▶ [WHAT IS NEEDED] Set down all of the entries word for word, omitting the images they contain.

— START SOURCE MATERIAL —

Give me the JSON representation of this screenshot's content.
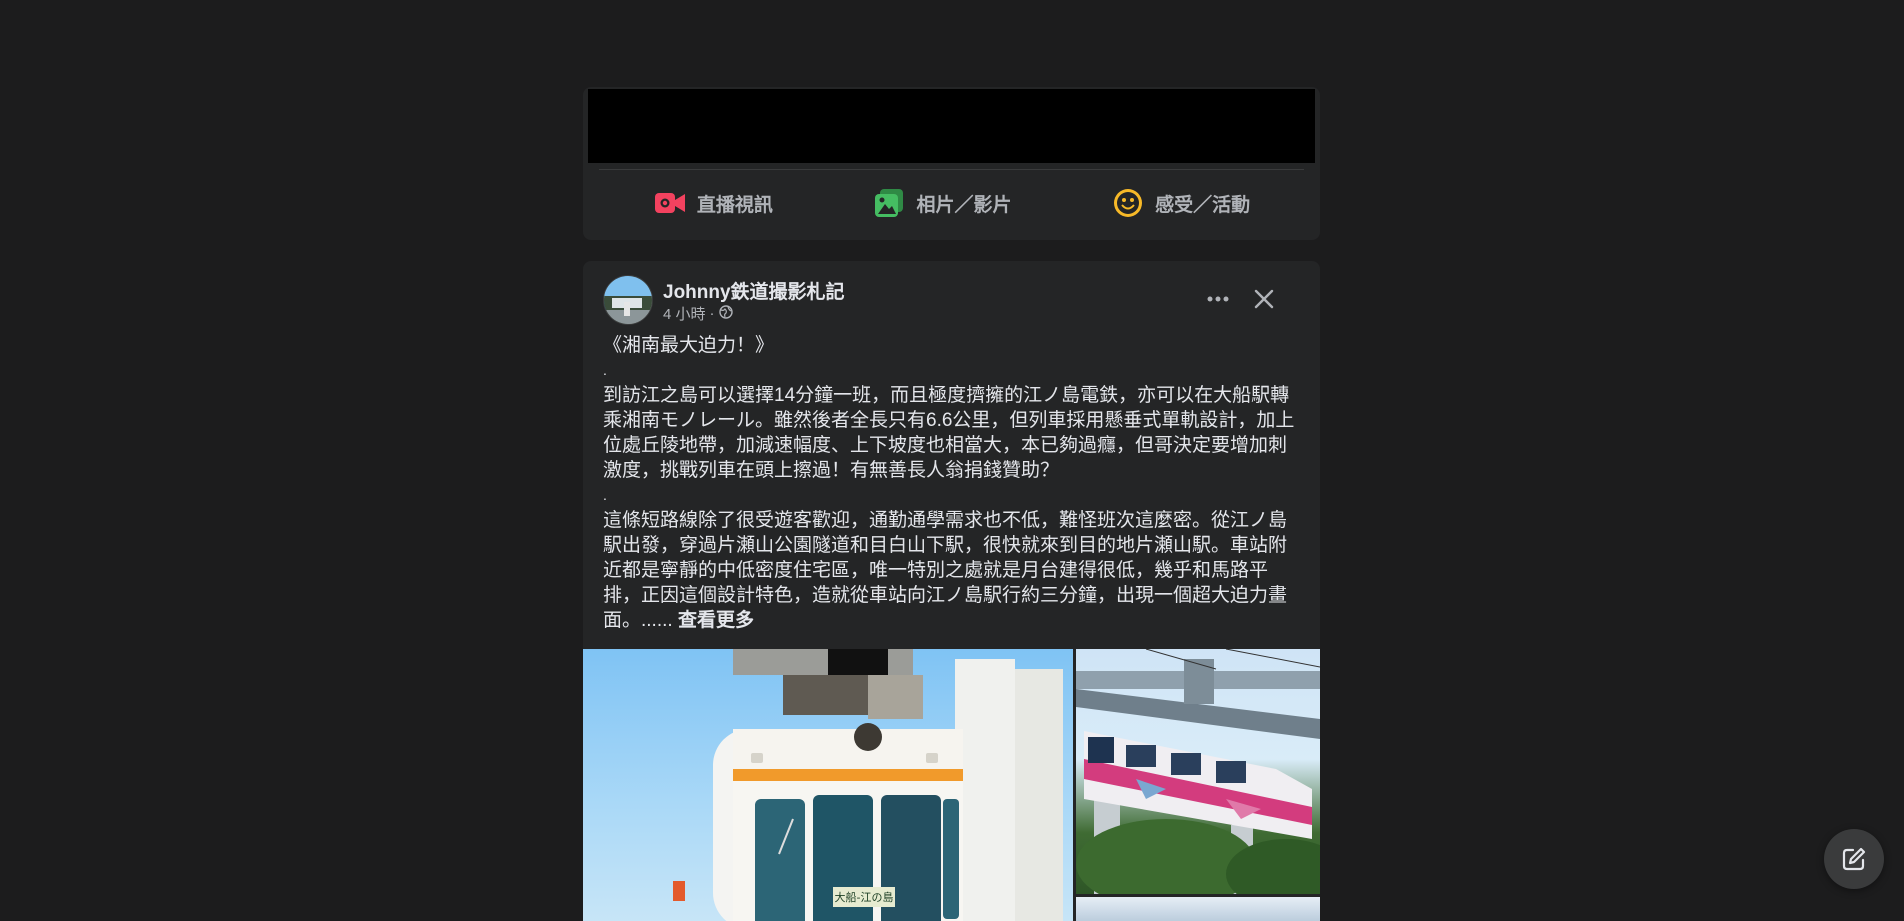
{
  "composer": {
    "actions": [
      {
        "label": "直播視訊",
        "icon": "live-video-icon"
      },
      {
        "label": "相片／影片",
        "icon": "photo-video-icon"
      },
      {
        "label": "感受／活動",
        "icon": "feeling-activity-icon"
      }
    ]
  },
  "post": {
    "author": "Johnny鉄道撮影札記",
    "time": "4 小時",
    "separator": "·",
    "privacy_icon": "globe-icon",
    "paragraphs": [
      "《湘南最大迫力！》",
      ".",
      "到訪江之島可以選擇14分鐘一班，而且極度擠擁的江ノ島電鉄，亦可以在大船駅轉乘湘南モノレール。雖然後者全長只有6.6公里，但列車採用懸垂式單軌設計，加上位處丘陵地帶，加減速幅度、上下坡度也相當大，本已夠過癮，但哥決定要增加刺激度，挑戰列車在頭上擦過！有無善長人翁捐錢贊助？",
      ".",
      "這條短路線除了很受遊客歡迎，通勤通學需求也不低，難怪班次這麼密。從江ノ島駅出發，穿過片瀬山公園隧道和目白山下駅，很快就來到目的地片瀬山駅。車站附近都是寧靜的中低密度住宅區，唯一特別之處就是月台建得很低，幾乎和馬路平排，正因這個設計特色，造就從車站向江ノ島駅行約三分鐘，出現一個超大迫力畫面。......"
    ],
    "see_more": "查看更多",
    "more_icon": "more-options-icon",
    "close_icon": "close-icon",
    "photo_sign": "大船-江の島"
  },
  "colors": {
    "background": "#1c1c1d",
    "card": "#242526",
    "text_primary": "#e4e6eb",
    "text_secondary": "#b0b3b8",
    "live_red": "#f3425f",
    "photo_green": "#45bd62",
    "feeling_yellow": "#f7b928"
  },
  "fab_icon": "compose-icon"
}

— END SOURCE MATERIAL —

▶ [RESULT OF THIS TASK]
Give me the JSON representation of this screenshot's content.
{
  "composer": {
    "actions": [
      {
        "label": "直播視訊",
        "icon": "live-video-icon"
      },
      {
        "label": "相片／影片",
        "icon": "photo-video-icon"
      },
      {
        "label": "感受／活動",
        "icon": "feeling-activity-icon"
      }
    ]
  },
  "post": {
    "author": "Johnny鉄道撮影札記",
    "time": "4 小時",
    "separator": "·",
    "privacy_icon": "globe-icon",
    "paragraphs": [
      "《湘南最大迫力！》",
      ".",
      "到訪江之島可以選擇14分鐘一班，而且極度擠擁的江ノ島電鉄，亦可以在大船駅轉乘湘南モノレール。雖然後者全長只有6.6公里，但列車採用懸垂式單軌設計，加上位處丘陵地帶，加減速幅度、上下坡度也相當大，本已夠過癮，但哥決定要增加刺激度，挑戰列車在頭上擦過！有無善長人翁捐錢贊助？",
      ".",
      "這條短路線除了很受遊客歡迎，通勤通學需求也不低，難怪班次這麼密。從江ノ島駅出發，穿過片瀬山公園隧道和目白山下駅，很快就來到目的地片瀬山駅。車站附近都是寧靜的中低密度住宅區，唯一特別之處就是月台建得很低，幾乎和馬路平排，正因這個設計特色，造就從車站向江ノ島駅行約三分鐘，出現一個超大迫力畫面。......"
    ],
    "see_more": "查看更多",
    "more_icon": "more-options-icon",
    "close_icon": "close-icon",
    "photo_sign": "大船-江の島"
  },
  "colors": {
    "background": "#1c1c1d",
    "card": "#242526",
    "text_primary": "#e4e6eb",
    "text_secondary": "#b0b3b8",
    "live_red": "#f3425f",
    "photo_green": "#45bd62",
    "feeling_yellow": "#f7b928"
  },
  "fab_icon": "compose-icon"
}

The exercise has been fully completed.